◆ WHAT THIS TASK INVOLVES
Each record below should be output verbatim, without pictures.

◆ Records about charts and figures
┌──

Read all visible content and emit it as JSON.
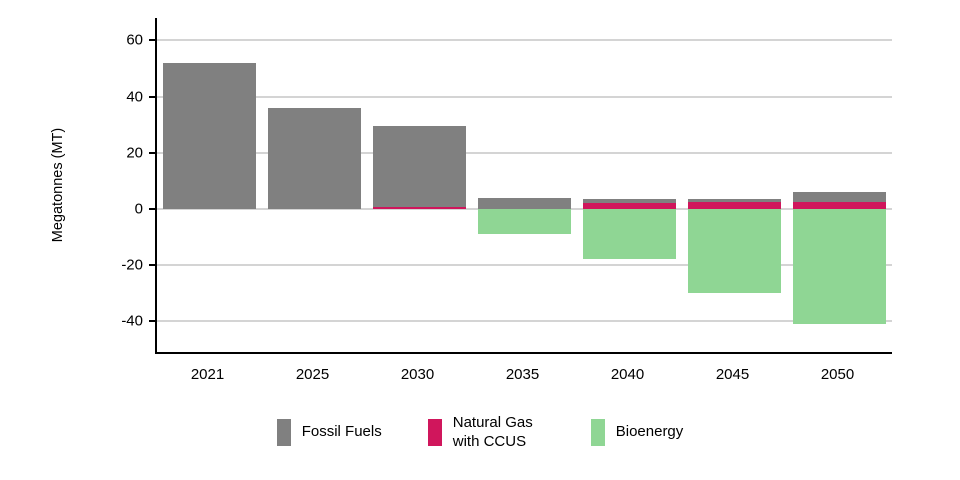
{
  "chart_data": {
    "type": "bar",
    "stacked": true,
    "title": "",
    "ylabel": "Megatonnes (MT)",
    "xlabel": "",
    "categories": [
      "2021",
      "2025",
      "2030",
      "2035",
      "2040",
      "2045",
      "2050"
    ],
    "series": [
      {
        "name": "Fossil Fuels",
        "color": "#808080",
        "values": [
          52,
          36,
          29,
          4,
          1.5,
          1,
          3.5
        ]
      },
      {
        "name": "Natural Gas with CCUS",
        "color": "#d0165c",
        "values": [
          0,
          0,
          0.5,
          0,
          2,
          2.5,
          2.5
        ]
      },
      {
        "name": "Bioenergy",
        "color": "#8fd694",
        "values": [
          0,
          0,
          0,
          -9,
          -18,
          -30,
          -41
        ]
      }
    ],
    "stack_order": [
      "Natural Gas with CCUS",
      "Fossil Fuels",
      "Bioenergy"
    ],
    "ylim": [
      -51,
      68
    ],
    "yticks": [
      60,
      40,
      20,
      0,
      -20,
      -40
    ],
    "grid": true,
    "gridline_color": "#d4d4d4",
    "axis_color": "#000000",
    "legend_position": "bottom"
  }
}
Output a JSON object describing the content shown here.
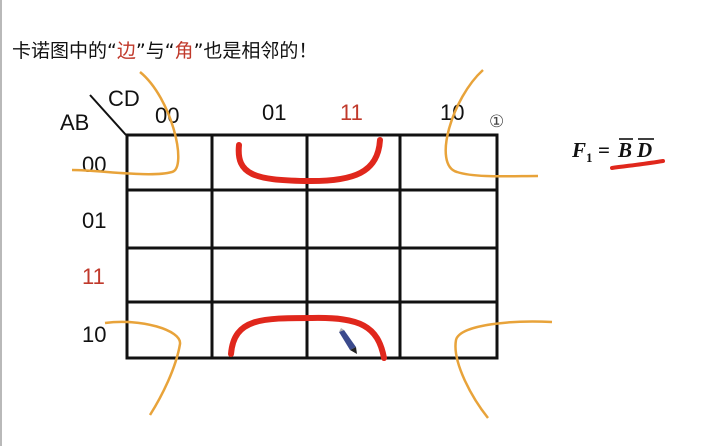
{
  "heading": {
    "before": "卡诺图中的“",
    "word1": "边",
    "middle": "”与“",
    "word2": "角",
    "after": "”也是相邻的！"
  },
  "kmap": {
    "row_var": "AB",
    "col_var": "CD",
    "col_labels": [
      "00",
      "01",
      "11",
      "10"
    ],
    "row_labels": [
      "00",
      "01",
      "11",
      "10"
    ],
    "highlight_label": "11",
    "highlight_color": "#c0392b"
  },
  "badge": "①",
  "formula": {
    "lhs": "F",
    "sub": "1",
    "eq": "=",
    "rhs1": "B",
    "rhs2": "D"
  },
  "colors": {
    "red_marker": "#e0271c",
    "orange_marker": "#e8a33a",
    "grid": "#111111"
  }
}
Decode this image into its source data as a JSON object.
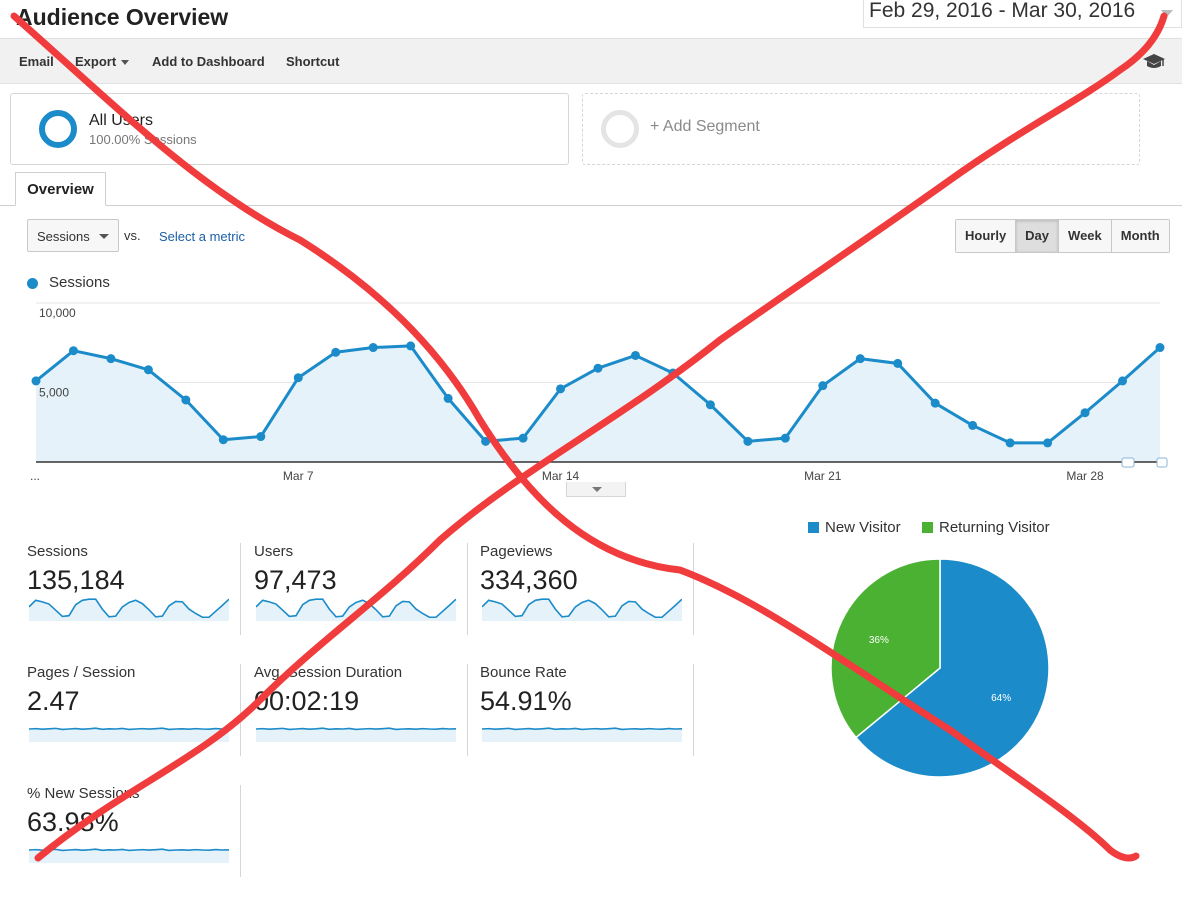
{
  "header": {
    "title": "Audience Overview",
    "date_range": "Feb 29, 2016 - Mar 30, 2016"
  },
  "toolbar": {
    "email": "Email",
    "export": "Export",
    "add_to_dashboard": "Add to Dashboard",
    "shortcut": "Shortcut",
    "right_icon": "graduation-cap-icon"
  },
  "segments": {
    "active_name": "All Users",
    "active_sub": "100.00% Sessions",
    "add_label": "+ Add Segment"
  },
  "tabs": [
    "Overview"
  ],
  "controls": {
    "metric_select": "Sessions",
    "vs_label": "vs.",
    "select_metric": "Select a metric",
    "periods": [
      "Hourly",
      "Day",
      "Week",
      "Month"
    ],
    "active_period": "Day"
  },
  "colors": {
    "sessions_line": "#1b8bc9",
    "new_visitor": "#1b8bc9",
    "returning_visitor": "#4bb133",
    "annotation_strike": "#f03c3c"
  },
  "chart_data": [
    {
      "type": "line",
      "series": [
        {
          "name": "Sessions",
          "values": [
            5100,
            7000,
            6500,
            5800,
            3900,
            1400,
            1600,
            5300,
            6900,
            7200,
            7300,
            4000,
            1300,
            1500,
            4600,
            5900,
            6700,
            5600,
            3600,
            1300,
            1500,
            4800,
            6500,
            6200,
            3700,
            2300,
            1200,
            1200,
            3100,
            5100,
            7200
          ]
        }
      ],
      "x_start": "Feb 29",
      "x_end": "Mar 30",
      "x_tick_labels": [
        "...",
        "Mar 7",
        "Mar 14",
        "Mar 21",
        "Mar 28"
      ],
      "y_tick_labels": [
        "10,000",
        "5,000"
      ],
      "ylim": [
        0,
        10000
      ],
      "legend": [
        "Sessions"
      ],
      "grid": true,
      "legend_position": "top-left"
    },
    {
      "type": "pie",
      "categories": [
        "New Visitor",
        "Returning Visitor"
      ],
      "values": [
        64,
        36
      ],
      "data_labels": [
        "64%",
        "36%"
      ],
      "legend_position": "top"
    }
  ],
  "metrics": [
    {
      "label": "Sessions",
      "value": "135,184",
      "trend": "weekly"
    },
    {
      "label": "Users",
      "value": "97,473",
      "trend": "weekly"
    },
    {
      "label": "Pageviews",
      "value": "334,360",
      "trend": "weekly"
    },
    {
      "label": "Pages / Session",
      "value": "2.47",
      "trend": "flat"
    },
    {
      "label": "Avg. Session Duration",
      "value": "00:02:19",
      "trend": "flat"
    },
    {
      "label": "Bounce Rate",
      "value": "54.91%",
      "trend": "flat"
    },
    {
      "label": "% New Sessions",
      "value": "63.98%",
      "trend": "flat"
    }
  ]
}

└──

◆ SOLVED EXERCISE
Read all visible content and emit it as JSON.
{
  "chart_data": {
    "type": "bar",
    "stacked": true,
    "title": "",
    "ylabel": "Megatonnes (MT)",
    "xlabel": "",
    "categories": [
      "2021",
      "2025",
      "2030",
      "2035",
      "2040",
      "2045",
      "2050"
    ],
    "series": [
      {
        "name": "Fossil Fuels",
        "color": "#808080",
        "values": [
          52,
          36,
          29,
          4,
          1.5,
          1,
          3.5
        ]
      },
      {
        "name": "Natural Gas with CCUS",
        "color": "#d0165c",
        "values": [
          0,
          0,
          0.5,
          0,
          2,
          2.5,
          2.5
        ]
      },
      {
        "name": "Bioenergy",
        "color": "#8fd694",
        "values": [
          0,
          0,
          0,
          -9,
          -18,
          -30,
          -41
        ]
      }
    ],
    "stack_order": [
      "Natural Gas with CCUS",
      "Fossil Fuels",
      "Bioenergy"
    ],
    "ylim": [
      -51,
      68
    ],
    "yticks": [
      60,
      40,
      20,
      0,
      -20,
      -40
    ],
    "grid": true,
    "gridline_color": "#d4d4d4",
    "axis_color": "#000000",
    "legend_position": "bottom"
  }
}
Output a JSON object describing the content shown here.
{
  "heading": {
    "before": "卡诺图中的“",
    "word1": "边",
    "middle": "”与“",
    "word2": "角",
    "after": "”也是相邻的！"
  },
  "kmap": {
    "row_var": "AB",
    "col_var": "CD",
    "col_labels": [
      "00",
      "01",
      "11",
      "10"
    ],
    "row_labels": [
      "00",
      "01",
      "11",
      "10"
    ],
    "highlight_label": "11",
    "highlight_color": "#c0392b"
  },
  "badge": "①",
  "formula": {
    "lhs": "F",
    "sub": "1",
    "eq": "=",
    "rhs1": "B",
    "rhs2": "D"
  },
  "colors": {
    "red_marker": "#e0271c",
    "orange_marker": "#e8a33a",
    "grid": "#111111"
  }
}
Decode this image into its source data as a JSON object.
{
  "header": {
    "title": "Audience Overview",
    "date_range": "Feb 29, 2016 - Mar 30, 2016"
  },
  "toolbar": {
    "email": "Email",
    "export": "Export",
    "add_to_dashboard": "Add to Dashboard",
    "shortcut": "Shortcut",
    "right_icon": "graduation-cap-icon"
  },
  "segments": {
    "active_name": "All Users",
    "active_sub": "100.00% Sessions",
    "add_label": "+ Add Segment"
  },
  "tabs": [
    "Overview"
  ],
  "controls": {
    "metric_select": "Sessions",
    "vs_label": "vs.",
    "select_metric": "Select a metric",
    "periods": [
      "Hourly",
      "Day",
      "Week",
      "Month"
    ],
    "active_period": "Day"
  },
  "colors": {
    "sessions_line": "#1b8bc9",
    "new_visitor": "#1b8bc9",
    "returning_visitor": "#4bb133",
    "annotation_strike": "#f03c3c"
  },
  "chart_data": [
    {
      "type": "line",
      "series": [
        {
          "name": "Sessions",
          "values": [
            5100,
            7000,
            6500,
            5800,
            3900,
            1400,
            1600,
            5300,
            6900,
            7200,
            7300,
            4000,
            1300,
            1500,
            4600,
            5900,
            6700,
            5600,
            3600,
            1300,
            1500,
            4800,
            6500,
            6200,
            3700,
            2300,
            1200,
            1200,
            3100,
            5100,
            7200
          ]
        }
      ],
      "x_start": "Feb 29",
      "x_end": "Mar 30",
      "x_tick_labels": [
        "...",
        "Mar 7",
        "Mar 14",
        "Mar 21",
        "Mar 28"
      ],
      "y_tick_labels": [
        "10,000",
        "5,000"
      ],
      "ylim": [
        0,
        10000
      ],
      "legend": [
        "Sessions"
      ],
      "grid": true,
      "legend_position": "top-left"
    },
    {
      "type": "pie",
      "categories": [
        "New Visitor",
        "Returning Visitor"
      ],
      "values": [
        64,
        36
      ],
      "data_labels": [
        "64%",
        "36%"
      ],
      "legend_position": "top"
    }
  ],
  "metrics": [
    {
      "label": "Sessions",
      "value": "135,184",
      "trend": "weekly"
    },
    {
      "label": "Users",
      "value": "97,473",
      "trend": "weekly"
    },
    {
      "label": "Pageviews",
      "value": "334,360",
      "trend": "weekly"
    },
    {
      "label": "Pages / Session",
      "value": "2.47",
      "trend": "flat"
    },
    {
      "label": "Avg. Session Duration",
      "value": "00:02:19",
      "trend": "flat"
    },
    {
      "label": "Bounce Rate",
      "value": "54.91%",
      "trend": "flat"
    },
    {
      "label": "% New Sessions",
      "value": "63.98%",
      "trend": "flat"
    }
  ]
}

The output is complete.